— Given request —
Retype the records that come next, word for word.

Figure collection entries
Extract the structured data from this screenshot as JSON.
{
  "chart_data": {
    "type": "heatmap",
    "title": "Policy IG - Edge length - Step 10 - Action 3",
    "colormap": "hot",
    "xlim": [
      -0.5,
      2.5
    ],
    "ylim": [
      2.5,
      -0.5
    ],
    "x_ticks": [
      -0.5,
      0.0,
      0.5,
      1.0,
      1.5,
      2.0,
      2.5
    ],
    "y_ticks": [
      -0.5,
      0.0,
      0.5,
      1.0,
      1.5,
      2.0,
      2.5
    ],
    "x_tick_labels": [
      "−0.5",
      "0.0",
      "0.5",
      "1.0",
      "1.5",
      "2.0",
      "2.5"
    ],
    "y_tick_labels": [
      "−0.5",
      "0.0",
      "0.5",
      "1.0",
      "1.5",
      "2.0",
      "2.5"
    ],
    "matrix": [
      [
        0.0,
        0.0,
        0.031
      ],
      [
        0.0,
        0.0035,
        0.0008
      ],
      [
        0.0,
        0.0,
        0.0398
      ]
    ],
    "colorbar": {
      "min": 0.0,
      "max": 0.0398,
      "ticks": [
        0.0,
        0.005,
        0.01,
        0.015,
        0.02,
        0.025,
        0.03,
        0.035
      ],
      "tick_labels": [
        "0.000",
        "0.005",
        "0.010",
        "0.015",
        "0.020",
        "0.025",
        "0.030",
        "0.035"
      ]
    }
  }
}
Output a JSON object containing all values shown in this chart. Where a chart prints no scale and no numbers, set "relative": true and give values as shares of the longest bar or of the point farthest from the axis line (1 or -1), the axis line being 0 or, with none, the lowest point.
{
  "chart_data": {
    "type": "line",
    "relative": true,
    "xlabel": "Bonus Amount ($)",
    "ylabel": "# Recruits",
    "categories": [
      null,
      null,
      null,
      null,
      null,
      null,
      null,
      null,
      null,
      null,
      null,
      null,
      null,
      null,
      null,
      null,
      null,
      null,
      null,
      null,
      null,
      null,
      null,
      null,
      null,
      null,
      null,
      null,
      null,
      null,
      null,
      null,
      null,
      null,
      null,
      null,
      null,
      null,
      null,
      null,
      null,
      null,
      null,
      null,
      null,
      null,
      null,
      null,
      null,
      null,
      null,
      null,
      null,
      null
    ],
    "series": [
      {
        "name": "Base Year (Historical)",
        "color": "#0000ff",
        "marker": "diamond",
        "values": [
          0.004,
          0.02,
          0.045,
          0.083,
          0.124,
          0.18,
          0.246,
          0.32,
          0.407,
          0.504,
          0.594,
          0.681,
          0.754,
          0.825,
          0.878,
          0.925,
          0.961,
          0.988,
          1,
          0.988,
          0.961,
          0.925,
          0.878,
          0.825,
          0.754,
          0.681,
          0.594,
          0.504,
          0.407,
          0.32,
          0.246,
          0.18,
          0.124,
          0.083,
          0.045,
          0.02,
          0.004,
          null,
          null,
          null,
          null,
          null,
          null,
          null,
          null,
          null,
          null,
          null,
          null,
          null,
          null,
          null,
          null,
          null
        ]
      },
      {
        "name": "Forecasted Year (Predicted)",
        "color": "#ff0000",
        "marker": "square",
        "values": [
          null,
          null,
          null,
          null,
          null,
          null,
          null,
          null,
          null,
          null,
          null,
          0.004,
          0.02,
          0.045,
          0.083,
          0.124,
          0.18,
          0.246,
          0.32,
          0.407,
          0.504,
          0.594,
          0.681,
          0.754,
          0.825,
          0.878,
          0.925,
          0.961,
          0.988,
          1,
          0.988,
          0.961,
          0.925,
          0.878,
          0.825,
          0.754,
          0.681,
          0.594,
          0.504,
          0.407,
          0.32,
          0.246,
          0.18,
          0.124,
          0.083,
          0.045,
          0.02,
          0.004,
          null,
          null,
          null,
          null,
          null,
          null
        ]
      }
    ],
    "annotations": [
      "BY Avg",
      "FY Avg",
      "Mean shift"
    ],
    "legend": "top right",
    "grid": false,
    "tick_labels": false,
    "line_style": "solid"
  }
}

— Solution for this exercise —
Extract the structured data from this screenshot as JSON.
{
  "chart_data": {
    "type": "heatmap",
    "title": "Policy IG - Edge length - Step 10 - Action 3",
    "colormap": "hot",
    "xlim": [
      -0.5,
      2.5
    ],
    "ylim": [
      2.5,
      -0.5
    ],
    "x_ticks": [
      -0.5,
      0.0,
      0.5,
      1.0,
      1.5,
      2.0,
      2.5
    ],
    "y_ticks": [
      -0.5,
      0.0,
      0.5,
      1.0,
      1.5,
      2.0,
      2.5
    ],
    "x_tick_labels": [
      "−0.5",
      "0.0",
      "0.5",
      "1.0",
      "1.5",
      "2.0",
      "2.5"
    ],
    "y_tick_labels": [
      "−0.5",
      "0.0",
      "0.5",
      "1.0",
      "1.5",
      "2.0",
      "2.5"
    ],
    "matrix": [
      [
        0.0,
        0.0,
        0.031
      ],
      [
        0.0,
        0.0035,
        0.0008
      ],
      [
        0.0,
        0.0,
        0.0398
      ]
    ],
    "colorbar": {
      "min": 0.0,
      "max": 0.0398,
      "ticks": [
        0.0,
        0.005,
        0.01,
        0.015,
        0.02,
        0.025,
        0.03,
        0.035
      ],
      "tick_labels": [
        "0.000",
        "0.005",
        "0.010",
        "0.015",
        "0.020",
        "0.025",
        "0.030",
        "0.035"
      ]
    }
  }
}
Output a JSON object containing all values shown in this chart. Where a chart prints no scale and no numbers, set "relative": true and give values as shares of the longest bar or of the point farthest from the axis line (1 or -1), the axis line being 0 or, with none, the lowest point.
{
  "chart_data": {
    "type": "line",
    "relative": true,
    "xlabel": "Bonus Amount ($)",
    "ylabel": "# Recruits",
    "categories": [
      null,
      null,
      null,
      null,
      null,
      null,
      null,
      null,
      null,
      null,
      null,
      null,
      null,
      null,
      null,
      null,
      null,
      null,
      null,
      null,
      null,
      null,
      null,
      null,
      null,
      null,
      null,
      null,
      null,
      null,
      null,
      null,
      null,
      null,
      null,
      null,
      null,
      null,
      null,
      null,
      null,
      null,
      null,
      null,
      null,
      null,
      null,
      null,
      null,
      null,
      null,
      null,
      null,
      null
    ],
    "series": [
      {
        "name": "Base Year (Historical)",
        "color": "#0000ff",
        "marker": "diamond",
        "values": [
          0.004,
          0.02,
          0.045,
          0.083,
          0.124,
          0.18,
          0.246,
          0.32,
          0.407,
          0.504,
          0.594,
          0.681,
          0.754,
          0.825,
          0.878,
          0.925,
          0.961,
          0.988,
          1,
          0.988,
          0.961,
          0.925,
          0.878,
          0.825,
          0.754,
          0.681,
          0.594,
          0.504,
          0.407,
          0.32,
          0.246,
          0.18,
          0.124,
          0.083,
          0.045,
          0.02,
          0.004,
          null,
          null,
          null,
          null,
          null,
          null,
          null,
          null,
          null,
          null,
          null,
          null,
          null,
          null,
          null,
          null,
          null
        ]
      },
      {
        "name": "Forecasted Year (Predicted)",
        "color": "#ff0000",
        "marker": "square",
        "values": [
          null,
          null,
          null,
          null,
          null,
          null,
          null,
          null,
          null,
          null,
          null,
          0.004,
          0.02,
          0.045,
          0.083,
          0.124,
          0.18,
          0.246,
          0.32,
          0.407,
          0.504,
          0.594,
          0.681,
          0.754,
          0.825,
          0.878,
          0.925,
          0.961,
          0.988,
          1,
          0.988,
          0.961,
          0.925,
          0.878,
          0.825,
          0.754,
          0.681,
          0.594,
          0.504,
          0.407,
          0.32,
          0.246,
          0.18,
          0.124,
          0.083,
          0.045,
          0.02,
          0.004,
          null,
          null,
          null,
          null,
          null,
          null
        ]
      }
    ],
    "annotations": [
      "BY Avg",
      "FY Avg",
      "Mean shift"
    ],
    "legend": "top right",
    "grid": false,
    "tick_labels": false,
    "line_style": "solid"
  }
}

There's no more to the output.